- What this task involves -
Make an exact copy of each entry, leaving out every picture.

[Stored data]

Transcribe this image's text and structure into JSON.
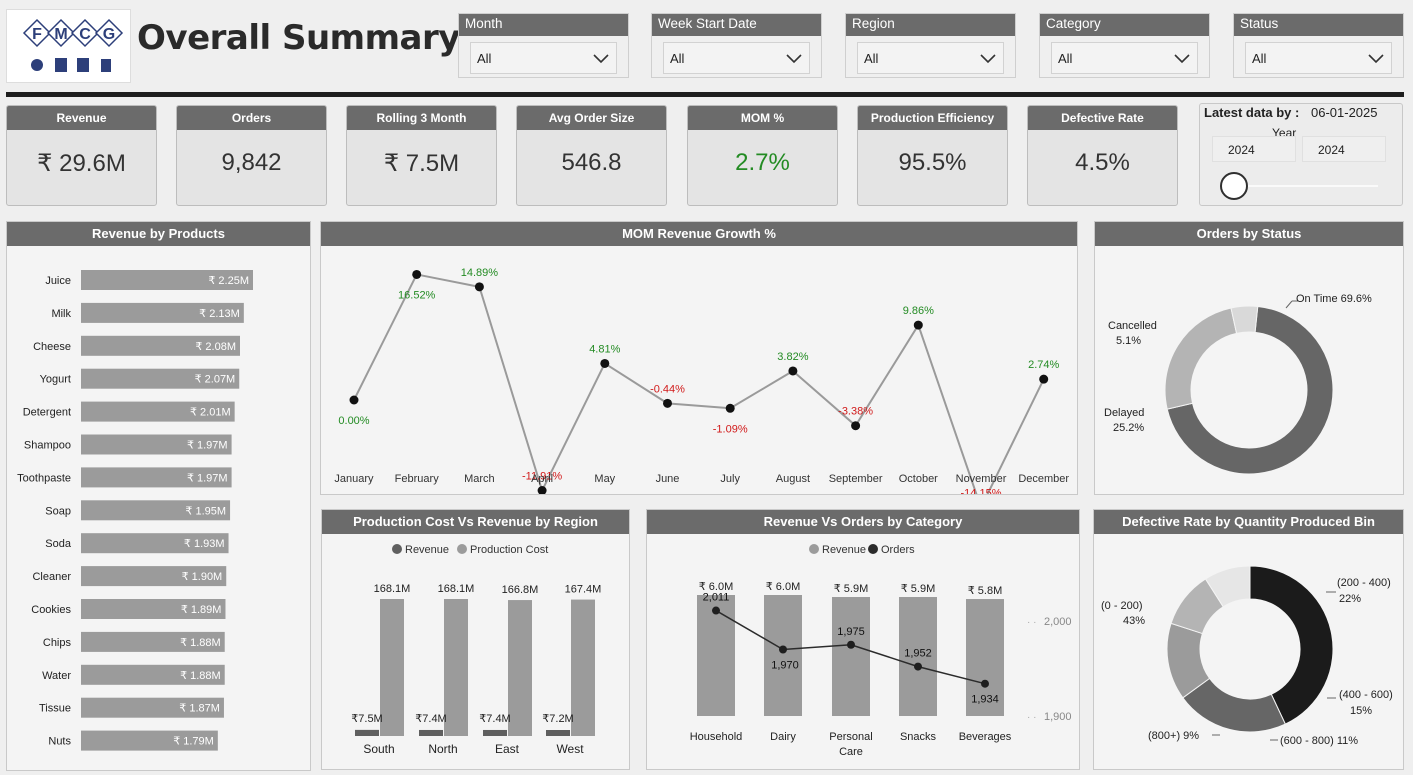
{
  "header": {
    "logo_letters": [
      "F",
      "M",
      "C",
      "G"
    ],
    "title": "Overall Summary"
  },
  "filters": [
    {
      "label": "Month",
      "value": "All"
    },
    {
      "label": "Week Start Date",
      "value": "All"
    },
    {
      "label": "Region",
      "value": "All"
    },
    {
      "label": "Category",
      "value": "All"
    },
    {
      "label": "Status",
      "value": "All"
    }
  ],
  "kpis": [
    {
      "label": "Revenue",
      "value": "₹ 29.6M"
    },
    {
      "label": "Orders",
      "value": "9,842"
    },
    {
      "label": "Rolling 3 Month",
      "value": "₹ 7.5M"
    },
    {
      "label": "Avg Order Size",
      "value": "546.8"
    },
    {
      "label": "MOM %",
      "value": "2.7%"
    },
    {
      "label": "Production Efficiency",
      "value": "95.5%"
    },
    {
      "label": "Defective Rate",
      "value": "4.5%"
    }
  ],
  "latest": {
    "label": "Latest data by :",
    "date": "06-01-2025",
    "year_label": "Year",
    "year_from": "2024",
    "year_to": "2024",
    "slider_position": 0
  },
  "colors": {
    "header_bg": "#6b6b6b",
    "positive": "#238b23",
    "negative": "#d11a1a",
    "bar_gray": "#9b9b9b",
    "dark_gray": "#5f5f5f",
    "black": "#1b1b1b"
  },
  "chart_data": [
    {
      "id": "revenue_by_products",
      "title": "Revenue by Products",
      "type": "bar",
      "orientation": "horizontal",
      "categories": [
        "Juice",
        "Milk",
        "Cheese",
        "Yogurt",
        "Detergent",
        "Shampoo",
        "Toothpaste",
        "Soap",
        "Soda",
        "Cleaner",
        "Cookies",
        "Chips",
        "Water",
        "Tissue",
        "Nuts"
      ],
      "values": [
        2.25,
        2.13,
        2.08,
        2.07,
        2.01,
        1.97,
        1.97,
        1.95,
        1.93,
        1.9,
        1.89,
        1.88,
        1.88,
        1.87,
        1.79
      ],
      "labels": [
        "₹ 2.25M",
        "₹ 2.13M",
        "₹ 2.08M",
        "₹ 2.07M",
        "₹ 2.01M",
        "₹ 1.97M",
        "₹ 1.97M",
        "₹ 1.95M",
        "₹ 1.93M",
        "₹ 1.90M",
        "₹ 1.89M",
        "₹ 1.88M",
        "₹ 1.88M",
        "₹ 1.87M",
        "₹ 1.79M"
      ]
    },
    {
      "id": "mom_growth",
      "title": "MOM Revenue Growth %",
      "type": "line",
      "categories": [
        "January",
        "February",
        "March",
        "April",
        "May",
        "June",
        "July",
        "August",
        "September",
        "October",
        "November",
        "December"
      ],
      "values": [
        0.0,
        16.52,
        14.89,
        -11.91,
        4.81,
        -0.44,
        -1.09,
        3.82,
        -3.38,
        9.86,
        -14.15,
        2.74
      ],
      "labels": [
        "0.00%",
        "16.52%",
        "14.89%",
        "-11.91%",
        "4.81%",
        "-0.44%",
        "-1.09%",
        "3.82%",
        "-3.38%",
        "9.86%",
        "-14.15%",
        "2.74%"
      ]
    },
    {
      "id": "orders_by_status",
      "title": "Orders by Status",
      "type": "pie",
      "donut": true,
      "categories": [
        "On Time",
        "Delayed",
        "Cancelled"
      ],
      "values": [
        69.6,
        25.2,
        5.1
      ],
      "labels": [
        "On Time 69.6%",
        "Delayed",
        "Cancelled"
      ],
      "pct_labels": [
        "",
        "25.2%",
        "5.1%"
      ],
      "colors": [
        "#666666",
        "#b4b4b4",
        "#d9d9d9"
      ]
    },
    {
      "id": "cost_vs_revenue_region",
      "title": "Production Cost Vs Revenue by Region",
      "type": "bar",
      "categories": [
        "South",
        "North",
        "East",
        "West"
      ],
      "series": [
        {
          "name": "Revenue",
          "values": [
            7.5,
            7.4,
            7.4,
            7.2
          ],
          "labels": [
            "₹7.5M",
            "₹7.4M",
            "₹7.4M",
            "₹7.2M"
          ],
          "color": "#5f5f5f"
        },
        {
          "name": "Production Cost",
          "values": [
            168.1,
            168.1,
            166.8,
            167.4
          ],
          "labels": [
            "168.1M",
            "168.1M",
            "166.8M",
            "167.4M"
          ],
          "color": "#9b9b9b"
        }
      ],
      "ylim": [
        0,
        180
      ]
    },
    {
      "id": "revenue_vs_orders_category",
      "title": "Revenue Vs Orders by Category",
      "type": "bar",
      "categories": [
        "Household",
        "Dairy",
        "Personal Care",
        "Snacks",
        "Beverages"
      ],
      "series": [
        {
          "name": "Revenue",
          "values": [
            6.0,
            6.0,
            5.9,
            5.9,
            5.8
          ],
          "labels": [
            "₹ 6.0M",
            "₹ 6.0M",
            "₹ 5.9M",
            "₹ 5.9M",
            "₹ 5.8M"
          ],
          "color": "#9b9b9b"
        },
        {
          "name": "Orders",
          "values": [
            2011,
            1970,
            1975,
            1952,
            1934
          ],
          "labels": [
            "2,011",
            "1,970",
            "1,975",
            "1,952",
            "1,934"
          ],
          "color": "#2b2b2b"
        }
      ],
      "y2_ticks": [
        "2,000",
        "1,900"
      ],
      "y2_range": [
        1900,
        2000
      ]
    },
    {
      "id": "defective_rate_bins",
      "title": "Defective Rate by Quantity Produced Bin",
      "type": "pie",
      "donut": true,
      "categories": [
        "(0 - 200)",
        "(200 - 400)",
        "(400 - 600)",
        "(600 - 800)",
        "(800+)"
      ],
      "values": [
        43,
        22,
        15,
        11,
        9
      ],
      "labels": [
        "(0 - 200)",
        "(200 - 400)",
        "(400 - 600)",
        "(600 - 800) 11%",
        "(800+) 9%"
      ],
      "pct_labels": [
        "43%",
        "22%",
        "15%",
        "",
        ""
      ],
      "colors": [
        "#1b1b1b",
        "#666666",
        "#9b9b9b",
        "#b4b4b4",
        "#e6e6e6"
      ]
    }
  ]
}
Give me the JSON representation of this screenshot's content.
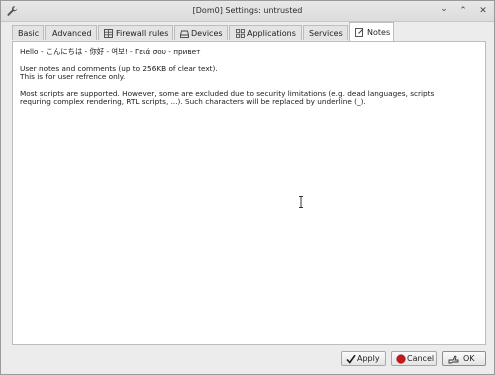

- Written answer -
Transcribe this image's text and structure into JSON.
{
  "header": {
    "logo_letters": [
      "F",
      "M",
      "C",
      "G"
    ],
    "title": "Overall Summary"
  },
  "filters": [
    {
      "label": "Month",
      "value": "All"
    },
    {
      "label": "Week Start Date",
      "value": "All"
    },
    {
      "label": "Region",
      "value": "All"
    },
    {
      "label": "Category",
      "value": "All"
    },
    {
      "label": "Status",
      "value": "All"
    }
  ],
  "kpis": [
    {
      "label": "Revenue",
      "value": "₹ 29.6M"
    },
    {
      "label": "Orders",
      "value": "9,842"
    },
    {
      "label": "Rolling 3 Month",
      "value": "₹ 7.5M"
    },
    {
      "label": "Avg Order Size",
      "value": "546.8"
    },
    {
      "label": "MOM %",
      "value": "2.7%"
    },
    {
      "label": "Production Efficiency",
      "value": "95.5%"
    },
    {
      "label": "Defective Rate",
      "value": "4.5%"
    }
  ],
  "latest": {
    "label": "Latest data by :",
    "date": "06-01-2025",
    "year_label": "Year",
    "year_from": "2024",
    "year_to": "2024",
    "slider_position": 0
  },
  "colors": {
    "header_bg": "#6b6b6b",
    "positive": "#238b23",
    "negative": "#d11a1a",
    "bar_gray": "#9b9b9b",
    "dark_gray": "#5f5f5f",
    "black": "#1b1b1b"
  },
  "chart_data": [
    {
      "id": "revenue_by_products",
      "title": "Revenue by Products",
      "type": "bar",
      "orientation": "horizontal",
      "categories": [
        "Juice",
        "Milk",
        "Cheese",
        "Yogurt",
        "Detergent",
        "Shampoo",
        "Toothpaste",
        "Soap",
        "Soda",
        "Cleaner",
        "Cookies",
        "Chips",
        "Water",
        "Tissue",
        "Nuts"
      ],
      "values": [
        2.25,
        2.13,
        2.08,
        2.07,
        2.01,
        1.97,
        1.97,
        1.95,
        1.93,
        1.9,
        1.89,
        1.88,
        1.88,
        1.87,
        1.79
      ],
      "labels": [
        "₹ 2.25M",
        "₹ 2.13M",
        "₹ 2.08M",
        "₹ 2.07M",
        "₹ 2.01M",
        "₹ 1.97M",
        "₹ 1.97M",
        "₹ 1.95M",
        "₹ 1.93M",
        "₹ 1.90M",
        "₹ 1.89M",
        "₹ 1.88M",
        "₹ 1.88M",
        "₹ 1.87M",
        "₹ 1.79M"
      ]
    },
    {
      "id": "mom_growth",
      "title": "MOM Revenue Growth %",
      "type": "line",
      "categories": [
        "January",
        "February",
        "March",
        "April",
        "May",
        "June",
        "July",
        "August",
        "September",
        "October",
        "November",
        "December"
      ],
      "values": [
        0.0,
        16.52,
        14.89,
        -11.91,
        4.81,
        -0.44,
        -1.09,
        3.82,
        -3.38,
        9.86,
        -14.15,
        2.74
      ],
      "labels": [
        "0.00%",
        "16.52%",
        "14.89%",
        "-11.91%",
        "4.81%",
        "-0.44%",
        "-1.09%",
        "3.82%",
        "-3.38%",
        "9.86%",
        "-14.15%",
        "2.74%"
      ]
    },
    {
      "id": "orders_by_status",
      "title": "Orders by Status",
      "type": "pie",
      "donut": true,
      "categories": [
        "On Time",
        "Delayed",
        "Cancelled"
      ],
      "values": [
        69.6,
        25.2,
        5.1
      ],
      "labels": [
        "On Time 69.6%",
        "Delayed",
        "Cancelled"
      ],
      "pct_labels": [
        "",
        "25.2%",
        "5.1%"
      ],
      "colors": [
        "#666666",
        "#b4b4b4",
        "#d9d9d9"
      ]
    },
    {
      "id": "cost_vs_revenue_region",
      "title": "Production Cost Vs Revenue by Region",
      "type": "bar",
      "categories": [
        "South",
        "North",
        "East",
        "West"
      ],
      "series": [
        {
          "name": "Revenue",
          "values": [
            7.5,
            7.4,
            7.4,
            7.2
          ],
          "labels": [
            "₹7.5M",
            "₹7.4M",
            "₹7.4M",
            "₹7.2M"
          ],
          "color": "#5f5f5f"
        },
        {
          "name": "Production Cost",
          "values": [
            168.1,
            168.1,
            166.8,
            167.4
          ],
          "labels": [
            "168.1M",
            "168.1M",
            "166.8M",
            "167.4M"
          ],
          "color": "#9b9b9b"
        }
      ],
      "ylim": [
        0,
        180
      ]
    },
    {
      "id": "revenue_vs_orders_category",
      "title": "Revenue Vs Orders by Category",
      "type": "bar",
      "categories": [
        "Household",
        "Dairy",
        "Personal Care",
        "Snacks",
        "Beverages"
      ],
      "series": [
        {
          "name": "Revenue",
          "values": [
            6.0,
            6.0,
            5.9,
            5.9,
            5.8
          ],
          "labels": [
            "₹ 6.0M",
            "₹ 6.0M",
            "₹ 5.9M",
            "₹ 5.9M",
            "₹ 5.8M"
          ],
          "color": "#9b9b9b"
        },
        {
          "name": "Orders",
          "values": [
            2011,
            1970,
            1975,
            1952,
            1934
          ],
          "labels": [
            "2,011",
            "1,970",
            "1,975",
            "1,952",
            "1,934"
          ],
          "color": "#2b2b2b"
        }
      ],
      "y2_ticks": [
        "2,000",
        "1,900"
      ],
      "y2_range": [
        1900,
        2000
      ]
    },
    {
      "id": "defective_rate_bins",
      "title": "Defective Rate by Quantity Produced Bin",
      "type": "pie",
      "donut": true,
      "categories": [
        "(0 - 200)",
        "(200 - 400)",
        "(400 - 600)",
        "(600 - 800)",
        "(800+)"
      ],
      "values": [
        43,
        22,
        15,
        11,
        9
      ],
      "labels": [
        "(0 - 200)",
        "(200 - 400)",
        "(400 - 600)",
        "(600 - 800) 11%",
        "(800+) 9%"
      ],
      "pct_labels": [
        "43%",
        "22%",
        "15%",
        "",
        ""
      ],
      "colors": [
        "#1b1b1b",
        "#666666",
        "#9b9b9b",
        "#b4b4b4",
        "#e6e6e6"
      ]
    }
  ]
}
Give me the JSON representation of this screenshot's content.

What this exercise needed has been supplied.